Given request — Repeat every record below exactly, but leave out any pictures.
════════════════
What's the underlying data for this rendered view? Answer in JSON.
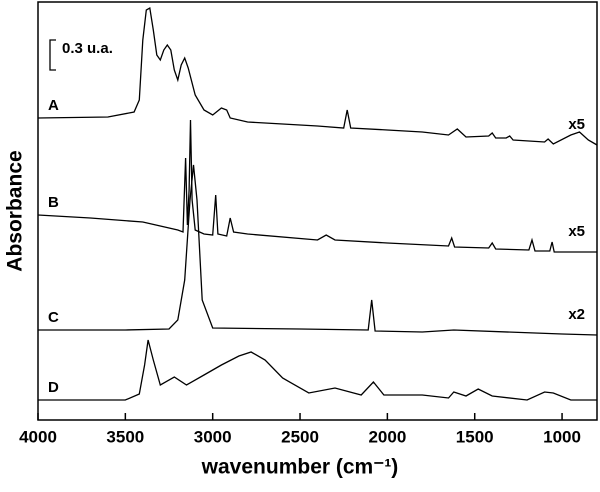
{
  "chart_data": {
    "type": "line",
    "x_label": "wavenumber (cm⁻¹)",
    "y_label": "Absorbance",
    "xlim": [
      4000,
      800
    ],
    "ylim": [
      0,
      4.18
    ],
    "xticks": [
      4000,
      3500,
      3000,
      2500,
      2000,
      1500,
      1000
    ],
    "scale_bar": {
      "value": 0.3,
      "label": "0.3 u.a."
    },
    "series": [
      {
        "name": "A",
        "scale_factor": "x5",
        "color": "#000000",
        "x": [
          4000,
          3600,
          3450,
          3420,
          3400,
          3380,
          3360,
          3340,
          3320,
          3300,
          3280,
          3260,
          3240,
          3220,
          3200,
          3180,
          3160,
          3140,
          3100,
          3050,
          3000,
          2950,
          2920,
          2900,
          2800,
          2600,
          2400,
          2250,
          2230,
          2210,
          2000,
          1800,
          1650,
          1600,
          1550,
          1420,
          1400,
          1380,
          1320,
          1300,
          1280,
          1100,
          1080,
          1050,
          950,
          900,
          850,
          800
        ],
        "values": [
          3.02,
          3.03,
          3.08,
          3.2,
          3.8,
          4.1,
          4.12,
          3.9,
          3.65,
          3.6,
          3.7,
          3.75,
          3.7,
          3.5,
          3.4,
          3.55,
          3.62,
          3.52,
          3.25,
          3.1,
          3.05,
          3.12,
          3.1,
          3.02,
          2.98,
          2.96,
          2.94,
          2.92,
          3.1,
          2.92,
          2.9,
          2.88,
          2.85,
          2.91,
          2.83,
          2.84,
          2.87,
          2.82,
          2.82,
          2.84,
          2.8,
          2.78,
          2.81,
          2.76,
          2.85,
          2.88,
          2.8,
          2.75
        ]
      },
      {
        "name": "B",
        "scale_factor": "x5",
        "color": "#000000",
        "x": [
          4000,
          3700,
          3400,
          3300,
          3200,
          3170,
          3155,
          3145,
          3135,
          3127,
          3118,
          3100,
          3050,
          3000,
          2983,
          2970,
          2920,
          2900,
          2880,
          2800,
          2400,
          2350,
          2300,
          2000,
          1650,
          1632,
          1615,
          1420,
          1400,
          1380,
          1190,
          1172,
          1155,
          1070,
          1057,
          1045,
          800
        ],
        "values": [
          2.05,
          2.02,
          1.98,
          1.94,
          1.9,
          1.88,
          2.62,
          1.95,
          2.3,
          3.0,
          2.2,
          1.9,
          1.86,
          1.85,
          2.25,
          1.86,
          1.84,
          2.02,
          1.88,
          1.86,
          1.8,
          1.85,
          1.8,
          1.77,
          1.74,
          1.82,
          1.73,
          1.72,
          1.77,
          1.71,
          1.7,
          1.8,
          1.69,
          1.69,
          1.78,
          1.68,
          1.68
        ]
      },
      {
        "name": "C",
        "scale_factor": "x2",
        "color": "#000000",
        "x": [
          4000,
          3500,
          3250,
          3200,
          3160,
          3130,
          3110,
          3090,
          3060,
          3000,
          2500,
          2110,
          2090,
          2070,
          1800,
          1620,
          1000,
          800
        ],
        "values": [
          0.9,
          0.9,
          0.91,
          1.0,
          1.4,
          2.2,
          2.55,
          2.2,
          1.2,
          0.92,
          0.91,
          0.9,
          1.2,
          0.89,
          0.88,
          0.9,
          0.86,
          0.85
        ]
      },
      {
        "name": "D",
        "color": "#000000",
        "x": [
          4000,
          3500,
          3420,
          3390,
          3370,
          3340,
          3300,
          3220,
          3150,
          3050,
          3000,
          2950,
          2850,
          2780,
          2700,
          2600,
          2450,
          2300,
          2150,
          2080,
          2020,
          1800,
          1650,
          1620,
          1550,
          1480,
          1400,
          1200,
          1100,
          1050,
          950,
          800
        ],
        "values": [
          0.2,
          0.2,
          0.26,
          0.55,
          0.8,
          0.6,
          0.35,
          0.43,
          0.35,
          0.45,
          0.5,
          0.55,
          0.64,
          0.68,
          0.6,
          0.42,
          0.27,
          0.32,
          0.25,
          0.38,
          0.25,
          0.25,
          0.22,
          0.28,
          0.24,
          0.31,
          0.24,
          0.2,
          0.28,
          0.27,
          0.2,
          0.2
        ]
      }
    ]
  }
}
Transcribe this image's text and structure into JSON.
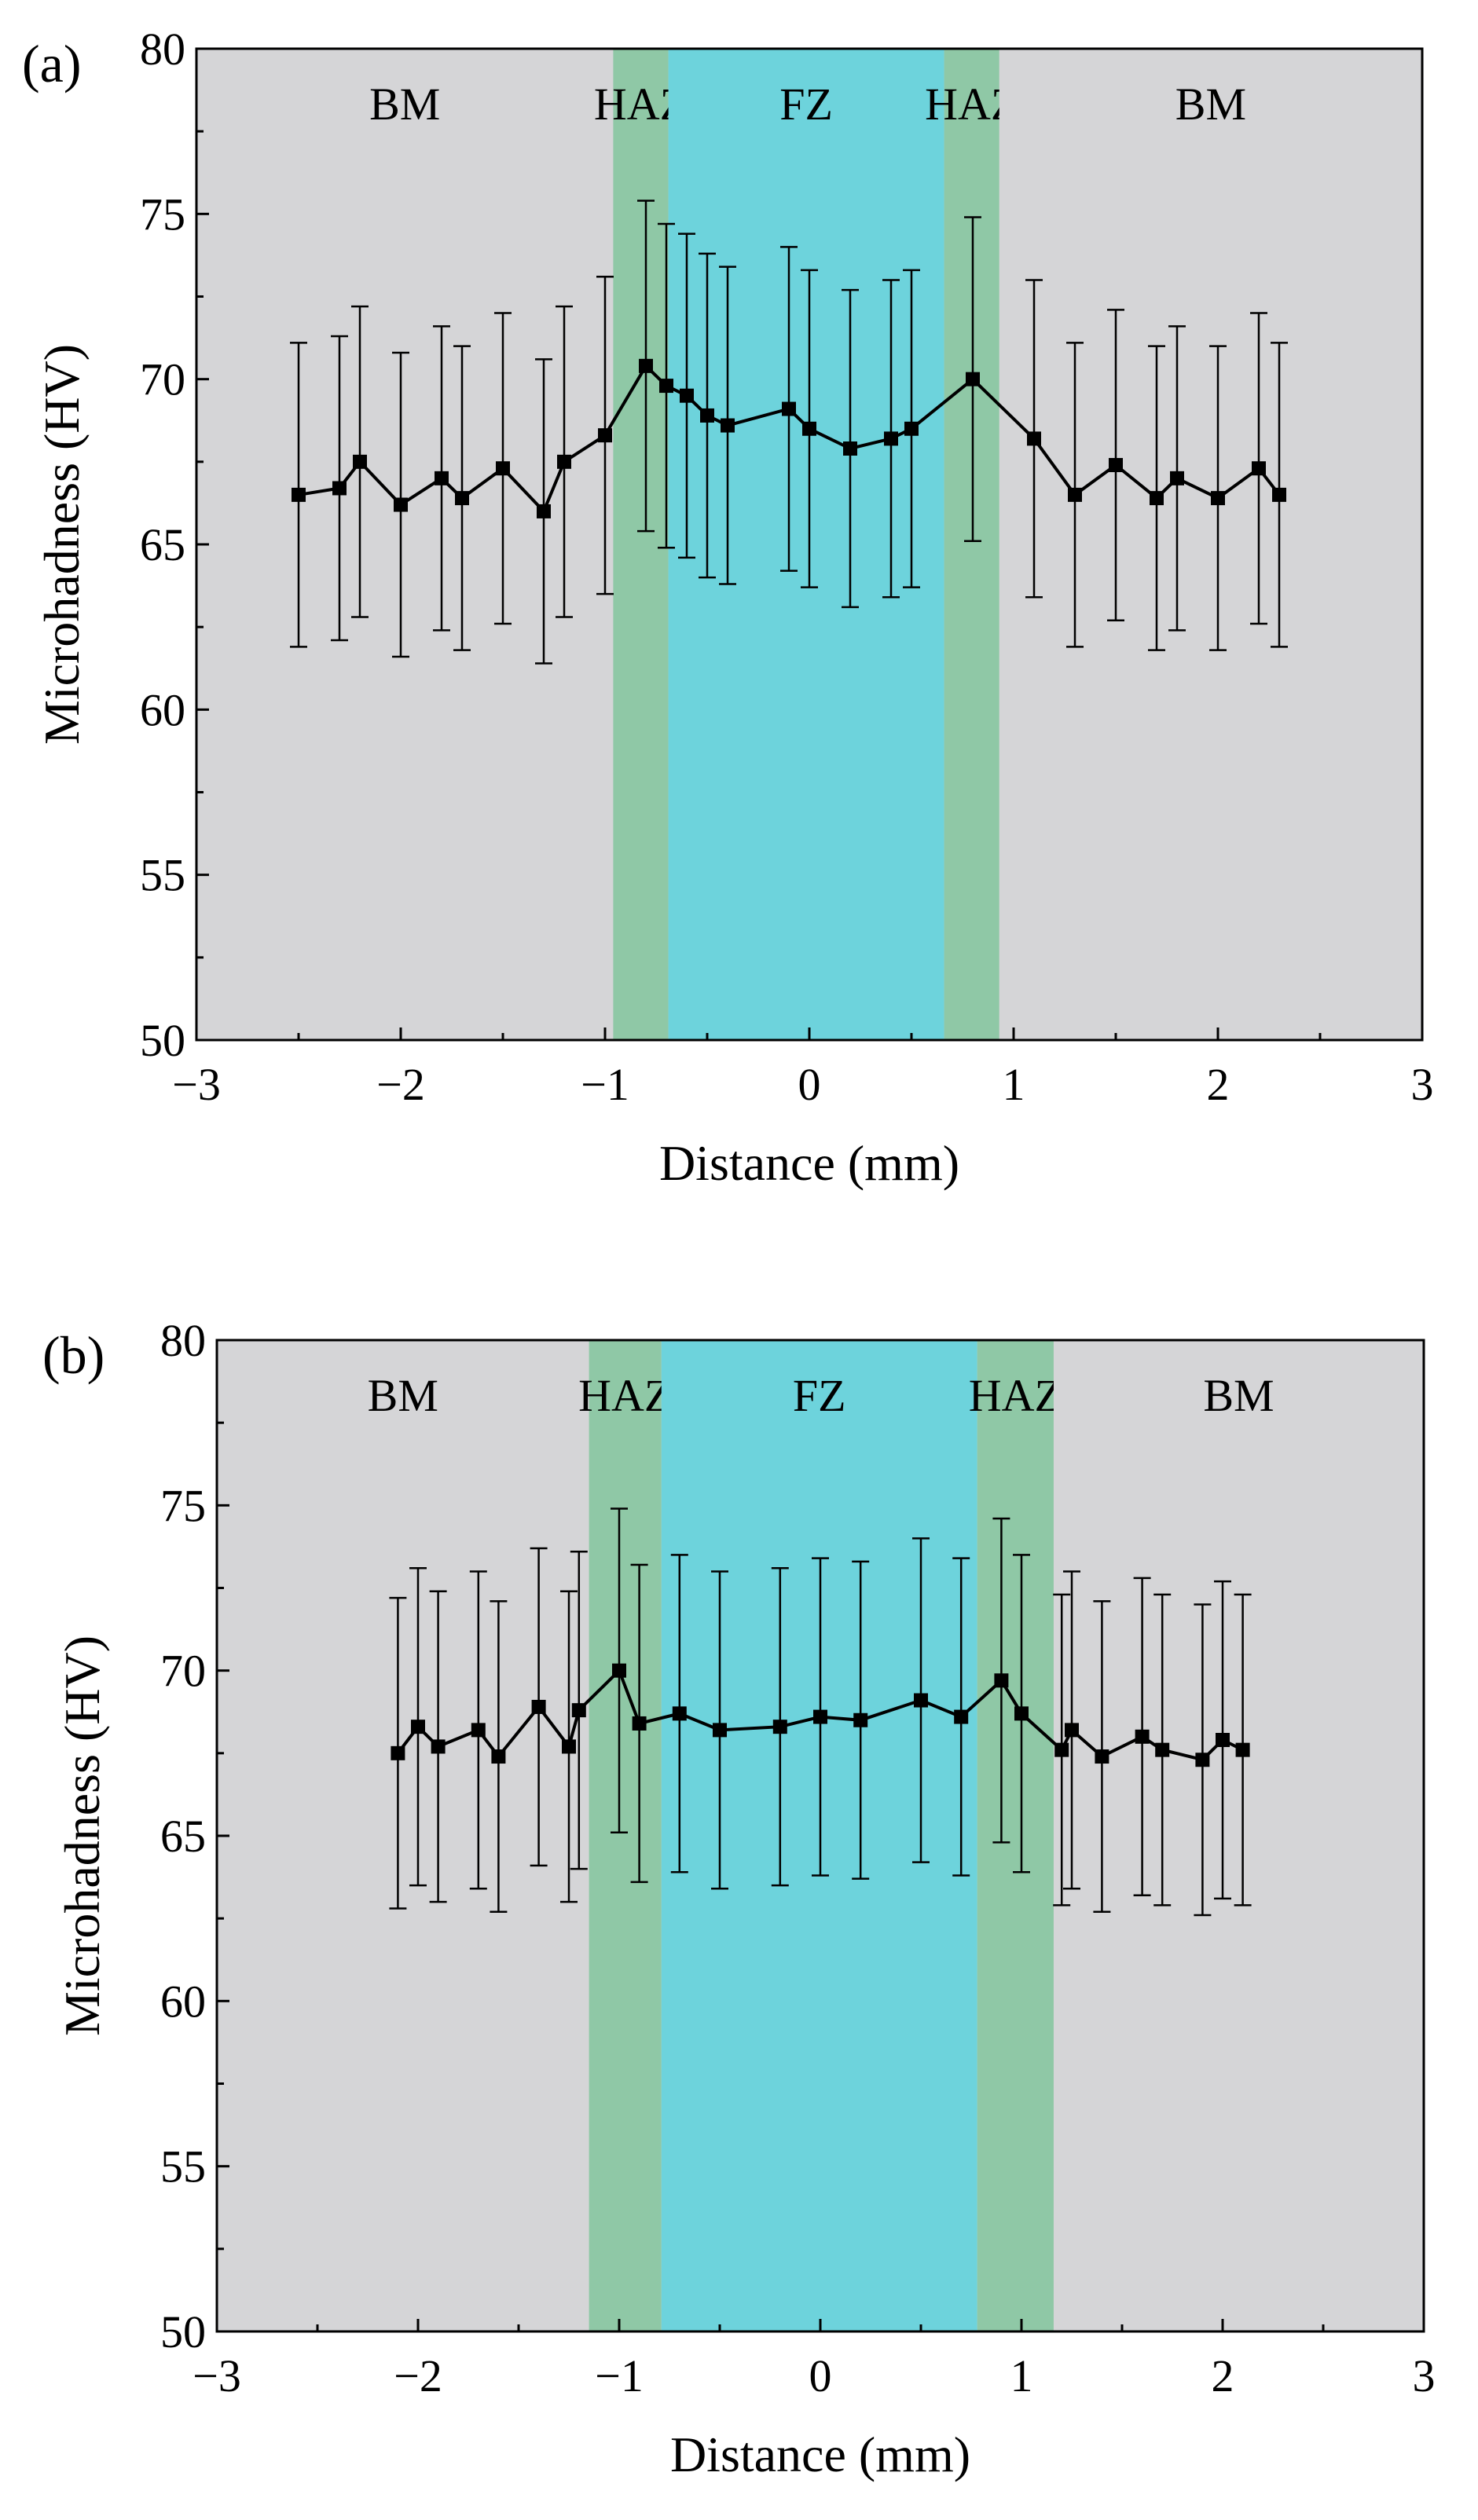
════════════════
Final answer —
What's the underlying data for this rendered view? Answer in JSON.
{
  "chart_data": {
    "type": "line",
    "x_label": "wavenumber (cm⁻¹)",
    "y_label": "Absorbance",
    "xlim": [
      4000,
      800
    ],
    "ylim": [
      0,
      4.18
    ],
    "xticks": [
      4000,
      3500,
      3000,
      2500,
      2000,
      1500,
      1000
    ],
    "scale_bar": {
      "value": 0.3,
      "label": "0.3 u.a."
    },
    "series": [
      {
        "name": "A",
        "scale_factor": "x5",
        "color": "#000000",
        "x": [
          4000,
          3600,
          3450,
          3420,
          3400,
          3380,
          3360,
          3340,
          3320,
          3300,
          3280,
          3260,
          3240,
          3220,
          3200,
          3180,
          3160,
          3140,
          3100,
          3050,
          3000,
          2950,
          2920,
          2900,
          2800,
          2600,
          2400,
          2250,
          2230,
          2210,
          2000,
          1800,
          1650,
          1600,
          1550,
          1420,
          1400,
          1380,
          1320,
          1300,
          1280,
          1100,
          1080,
          1050,
          950,
          900,
          850,
          800
        ],
        "values": [
          3.02,
          3.03,
          3.08,
          3.2,
          3.8,
          4.1,
          4.12,
          3.9,
          3.65,
          3.6,
          3.7,
          3.75,
          3.7,
          3.5,
          3.4,
          3.55,
          3.62,
          3.52,
          3.25,
          3.1,
          3.05,
          3.12,
          3.1,
          3.02,
          2.98,
          2.96,
          2.94,
          2.92,
          3.1,
          2.92,
          2.9,
          2.88,
          2.85,
          2.91,
          2.83,
          2.84,
          2.87,
          2.82,
          2.82,
          2.84,
          2.8,
          2.78,
          2.81,
          2.76,
          2.85,
          2.88,
          2.8,
          2.75
        ]
      },
      {
        "name": "B",
        "scale_factor": "x5",
        "color": "#000000",
        "x": [
          4000,
          3700,
          3400,
          3300,
          3200,
          3170,
          3155,
          3145,
          3135,
          3127,
          3118,
          3100,
          3050,
          3000,
          2983,
          2970,
          2920,
          2900,
          2880,
          2800,
          2400,
          2350,
          2300,
          2000,
          1650,
          1632,
          1615,
          1420,
          1400,
          1380,
          1190,
          1172,
          1155,
          1070,
          1057,
          1045,
          800
        ],
        "values": [
          2.05,
          2.02,
          1.98,
          1.94,
          1.9,
          1.88,
          2.62,
          1.95,
          2.3,
          3.0,
          2.2,
          1.9,
          1.86,
          1.85,
          2.25,
          1.86,
          1.84,
          2.02,
          1.88,
          1.86,
          1.8,
          1.85,
          1.8,
          1.77,
          1.74,
          1.82,
          1.73,
          1.72,
          1.77,
          1.71,
          1.7,
          1.8,
          1.69,
          1.69,
          1.78,
          1.68,
          1.68
        ]
      },
      {
        "name": "C",
        "scale_factor": "x2",
        "color": "#000000",
        "x": [
          4000,
          3500,
          3250,
          3200,
          3160,
          3130,
          3110,
          3090,
          3060,
          3000,
          2500,
          2110,
          2090,
          2070,
          1800,
          1620,
          1000,
          800
        ],
        "values": [
          0.9,
          0.9,
          0.91,
          1.0,
          1.4,
          2.2,
          2.55,
          2.2,
          1.2,
          0.92,
          0.91,
          0.9,
          1.2,
          0.89,
          0.88,
          0.9,
          0.86,
          0.85
        ]
      },
      {
        "name": "D",
        "color": "#000000",
        "x": [
          4000,
          3500,
          3420,
          3390,
          3370,
          3340,
          3300,
          3220,
          3150,
          3050,
          3000,
          2950,
          2850,
          2780,
          2700,
          2600,
          2450,
          2300,
          2150,
          2080,
          2020,
          1800,
          1650,
          1620,
          1550,
          1480,
          1400,
          1200,
          1100,
          1050,
          950,
          800
        ],
        "values": [
          0.2,
          0.2,
          0.26,
          0.55,
          0.8,
          0.6,
          0.35,
          0.43,
          0.35,
          0.45,
          0.5,
          0.55,
          0.64,
          0.68,
          0.6,
          0.42,
          0.27,
          0.32,
          0.25,
          0.38,
          0.25,
          0.25,
          0.22,
          0.28,
          0.24,
          0.31,
          0.24,
          0.2,
          0.28,
          0.27,
          0.2,
          0.2
        ]
      }
    ]
  }
}
Transcribe this image's text and structure into JSON.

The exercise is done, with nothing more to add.